== Task details ==
Transcribe every entry word for word. Skip the pictures.

== Listed records ==
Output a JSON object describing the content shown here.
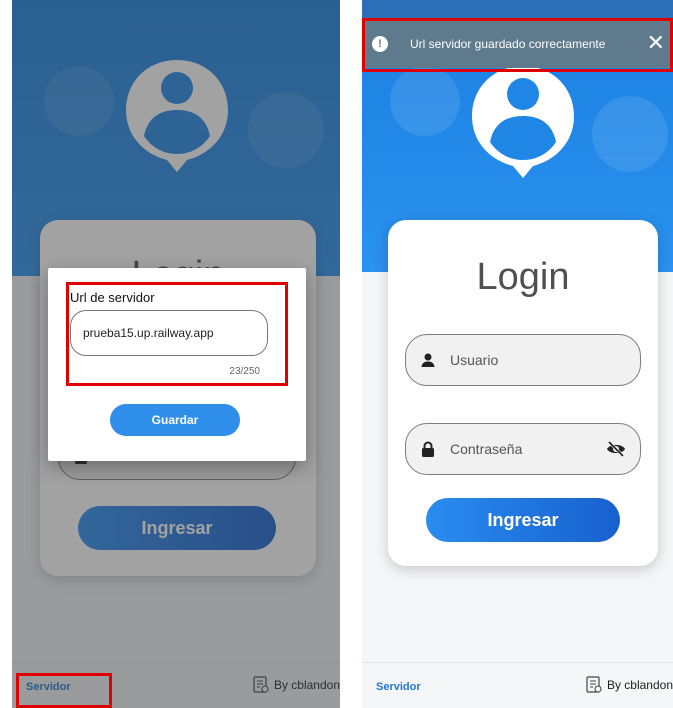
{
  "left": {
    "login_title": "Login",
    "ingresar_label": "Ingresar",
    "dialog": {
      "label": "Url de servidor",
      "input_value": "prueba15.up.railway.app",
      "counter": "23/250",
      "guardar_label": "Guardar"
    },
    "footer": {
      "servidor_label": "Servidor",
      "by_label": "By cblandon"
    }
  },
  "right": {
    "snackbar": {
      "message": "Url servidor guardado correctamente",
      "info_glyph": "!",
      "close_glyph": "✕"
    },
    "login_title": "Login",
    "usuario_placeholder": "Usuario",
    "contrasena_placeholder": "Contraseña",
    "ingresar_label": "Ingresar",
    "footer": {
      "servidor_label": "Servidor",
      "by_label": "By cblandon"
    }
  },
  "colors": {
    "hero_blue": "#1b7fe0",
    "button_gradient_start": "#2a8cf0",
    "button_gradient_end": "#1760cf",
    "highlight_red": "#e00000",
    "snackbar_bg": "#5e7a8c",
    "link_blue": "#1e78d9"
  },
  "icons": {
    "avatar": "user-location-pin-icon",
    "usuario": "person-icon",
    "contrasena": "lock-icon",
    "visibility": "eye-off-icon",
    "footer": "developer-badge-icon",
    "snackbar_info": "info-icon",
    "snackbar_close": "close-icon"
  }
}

== Result of the task ==
Output a JSON object describing the content shown here.
{
  "left": {
    "login_title": "Login",
    "ingresar_label": "Ingresar",
    "dialog": {
      "label": "Url de servidor",
      "input_value": "prueba15.up.railway.app",
      "counter": "23/250",
      "guardar_label": "Guardar"
    },
    "footer": {
      "servidor_label": "Servidor",
      "by_label": "By cblandon"
    }
  },
  "right": {
    "snackbar": {
      "message": "Url servidor guardado correctamente",
      "info_glyph": "!",
      "close_glyph": "✕"
    },
    "login_title": "Login",
    "usuario_placeholder": "Usuario",
    "contrasena_placeholder": "Contraseña",
    "ingresar_label": "Ingresar",
    "footer": {
      "servidor_label": "Servidor",
      "by_label": "By cblandon"
    }
  },
  "colors": {
    "hero_blue": "#1b7fe0",
    "button_gradient_start": "#2a8cf0",
    "button_gradient_end": "#1760cf",
    "highlight_red": "#e00000",
    "snackbar_bg": "#5e7a8c",
    "link_blue": "#1e78d9"
  },
  "icons": {
    "avatar": "user-location-pin-icon",
    "usuario": "person-icon",
    "contrasena": "lock-icon",
    "visibility": "eye-off-icon",
    "footer": "developer-badge-icon",
    "snackbar_info": "info-icon",
    "snackbar_close": "close-icon"
  }
}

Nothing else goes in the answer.